EXERCISE REQUIREMENTS:
Return every line of each entry below unchanged, character for character.

Entries from a collection:

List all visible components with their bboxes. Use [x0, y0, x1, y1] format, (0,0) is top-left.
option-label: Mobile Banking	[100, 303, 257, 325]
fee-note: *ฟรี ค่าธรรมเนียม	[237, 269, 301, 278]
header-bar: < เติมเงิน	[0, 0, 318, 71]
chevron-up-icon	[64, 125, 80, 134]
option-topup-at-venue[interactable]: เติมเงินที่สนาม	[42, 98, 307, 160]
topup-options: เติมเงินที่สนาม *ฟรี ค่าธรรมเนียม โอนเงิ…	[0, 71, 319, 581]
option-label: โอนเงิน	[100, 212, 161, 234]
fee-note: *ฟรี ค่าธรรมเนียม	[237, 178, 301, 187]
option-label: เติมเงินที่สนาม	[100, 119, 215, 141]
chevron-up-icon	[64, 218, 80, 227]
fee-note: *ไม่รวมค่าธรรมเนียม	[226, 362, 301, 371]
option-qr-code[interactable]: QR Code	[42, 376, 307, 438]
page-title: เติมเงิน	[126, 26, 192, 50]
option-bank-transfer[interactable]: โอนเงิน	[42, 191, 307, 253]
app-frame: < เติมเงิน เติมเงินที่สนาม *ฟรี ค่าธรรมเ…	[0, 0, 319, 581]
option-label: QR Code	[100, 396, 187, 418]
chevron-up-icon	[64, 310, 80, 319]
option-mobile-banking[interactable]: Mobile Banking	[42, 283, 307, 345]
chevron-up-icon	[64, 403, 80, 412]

THE OUTPUT:
List all visible components with their bboxes. Use [x0, y0, x1, y1] format, (0,0) is top-left.
option-label: Mobile Banking	[100, 303, 257, 325]
fee-note: *ฟรี ค่าธรรมเนียม	[237, 269, 301, 278]
header-bar: < เติมเงิน	[0, 0, 318, 71]
chevron-up-icon	[64, 125, 80, 134]
option-topup-at-venue[interactable]: เติมเงินที่สนาม	[42, 98, 307, 160]
topup-options: เติมเงินที่สนาม *ฟรี ค่าธรรมเนียม โอนเงิ…	[0, 71, 319, 581]
option-label: โอนเงิน	[100, 212, 161, 234]
fee-note: *ฟรี ค่าธรรมเนียม	[237, 178, 301, 187]
option-label: เติมเงินที่สนาม	[100, 119, 215, 141]
chevron-up-icon	[64, 218, 80, 227]
fee-note: *ไม่รวมค่าธรรมเนียม	[226, 362, 301, 371]
option-qr-code[interactable]: QR Code	[42, 376, 307, 438]
page-title: เติมเงิน	[126, 26, 192, 50]
option-bank-transfer[interactable]: โอนเงิน	[42, 191, 307, 253]
app-frame: < เติมเงิน เติมเงินที่สนาม *ฟรี ค่าธรรมเ…	[0, 0, 319, 581]
option-label: QR Code	[100, 396, 187, 418]
chevron-up-icon	[64, 310, 80, 319]
option-mobile-banking[interactable]: Mobile Banking	[42, 283, 307, 345]
chevron-up-icon	[64, 403, 80, 412]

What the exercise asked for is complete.